Exercise instructions ->
In the records below, tally every line containing "MOSFET". Report only the total.

Material provided ->
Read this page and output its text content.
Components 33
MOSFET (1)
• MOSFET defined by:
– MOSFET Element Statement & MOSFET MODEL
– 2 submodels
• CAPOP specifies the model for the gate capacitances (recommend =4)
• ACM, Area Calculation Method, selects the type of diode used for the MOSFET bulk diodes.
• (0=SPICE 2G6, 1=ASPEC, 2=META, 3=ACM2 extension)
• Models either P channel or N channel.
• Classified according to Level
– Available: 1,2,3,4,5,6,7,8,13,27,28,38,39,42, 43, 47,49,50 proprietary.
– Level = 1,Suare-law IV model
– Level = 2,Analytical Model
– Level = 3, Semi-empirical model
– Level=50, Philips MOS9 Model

Finished exercise ->
4